** Start **

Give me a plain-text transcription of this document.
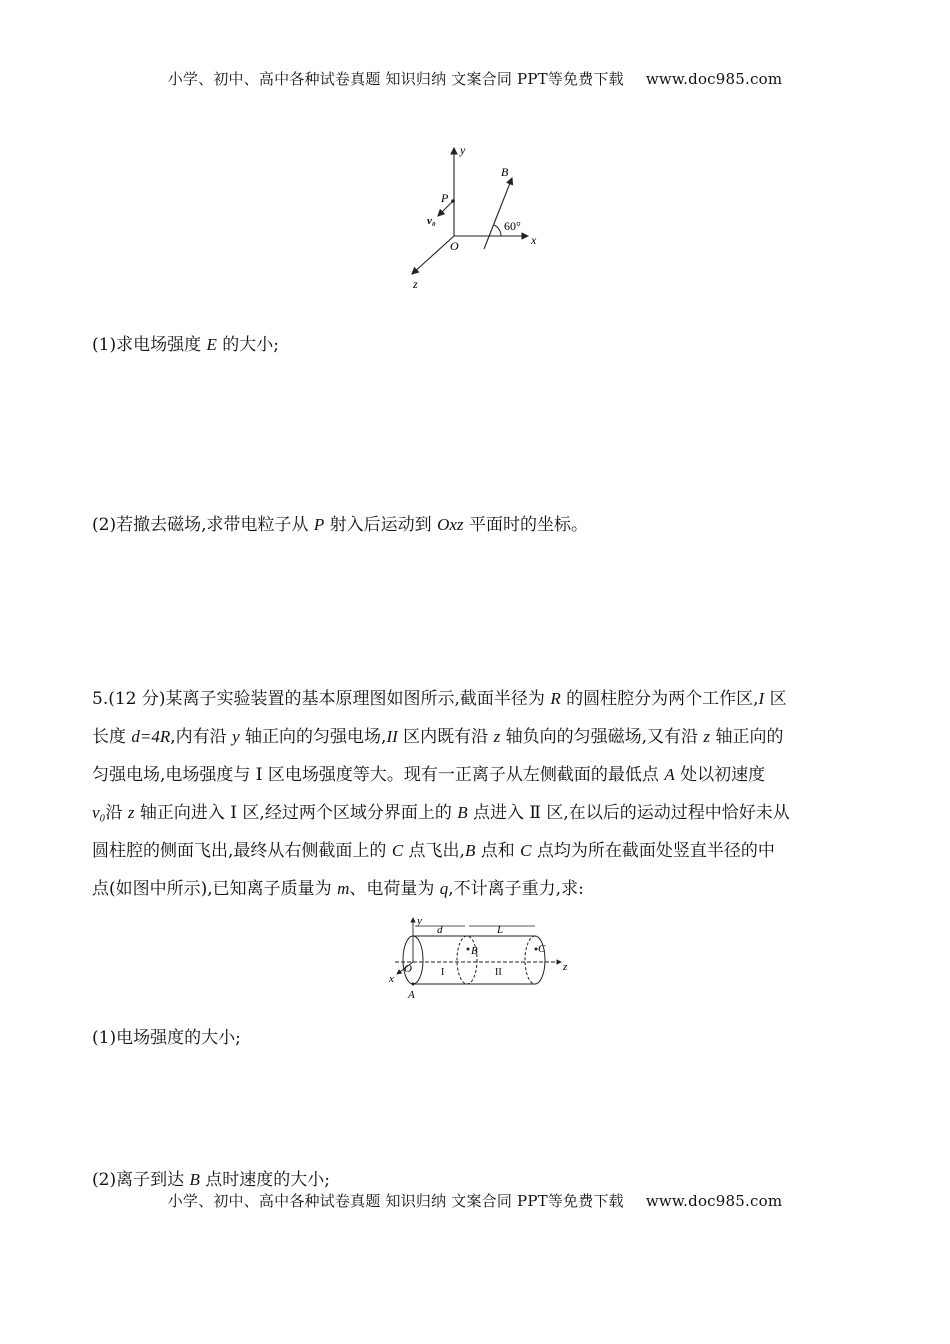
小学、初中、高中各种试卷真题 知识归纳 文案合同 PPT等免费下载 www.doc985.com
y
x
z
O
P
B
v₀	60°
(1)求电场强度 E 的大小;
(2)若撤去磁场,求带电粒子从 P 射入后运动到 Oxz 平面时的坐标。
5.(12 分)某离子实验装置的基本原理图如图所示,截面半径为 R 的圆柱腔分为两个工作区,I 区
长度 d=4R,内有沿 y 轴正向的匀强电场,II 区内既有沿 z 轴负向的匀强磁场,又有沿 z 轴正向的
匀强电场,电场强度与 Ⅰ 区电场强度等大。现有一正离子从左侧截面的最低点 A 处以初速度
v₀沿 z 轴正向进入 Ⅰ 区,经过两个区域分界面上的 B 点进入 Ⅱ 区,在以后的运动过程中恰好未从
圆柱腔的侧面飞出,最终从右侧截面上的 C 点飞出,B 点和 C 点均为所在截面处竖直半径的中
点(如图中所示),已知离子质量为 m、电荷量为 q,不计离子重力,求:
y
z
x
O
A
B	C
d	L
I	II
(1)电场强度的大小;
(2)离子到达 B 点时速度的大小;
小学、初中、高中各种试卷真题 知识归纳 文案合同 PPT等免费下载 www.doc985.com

** End **

Strip out the pictures and quote the remaining data word for word.

RESULT FOR THIS EXERCISE:
Give me a plain-text transcription of this document.
小学、初中、高中各种试卷真题 知识归纳 文案合同 PPT等免费下载 www.doc985.com
y
x
z
O
P
B
v₀	60°
(1)求电场强度 E 的大小;
(2)若撤去磁场,求带电粒子从 P 射入后运动到 Oxz 平面时的坐标。
5.(12 分)某离子实验装置的基本原理图如图所示,截面半径为 R 的圆柱腔分为两个工作区,I 区
长度 d=4R,内有沿 y 轴正向的匀强电场,II 区内既有沿 z 轴负向的匀强磁场,又有沿 z 轴正向的
匀强电场,电场强度与 Ⅰ 区电场强度等大。现有一正离子从左侧截面的最低点 A 处以初速度
v₀沿 z 轴正向进入 Ⅰ 区,经过两个区域分界面上的 B 点进入 Ⅱ 区,在以后的运动过程中恰好未从
圆柱腔的侧面飞出,最终从右侧截面上的 C 点飞出,B 点和 C 点均为所在截面处竖直半径的中
点(如图中所示),已知离子质量为 m、电荷量为 q,不计离子重力,求:
y
z
x
O
A
B	C
d	L
I	II
(1)电场强度的大小;
(2)离子到达 B 点时速度的大小;
小学、初中、高中各种试卷真题 知识归纳 文案合同 PPT等免费下载 www.doc985.com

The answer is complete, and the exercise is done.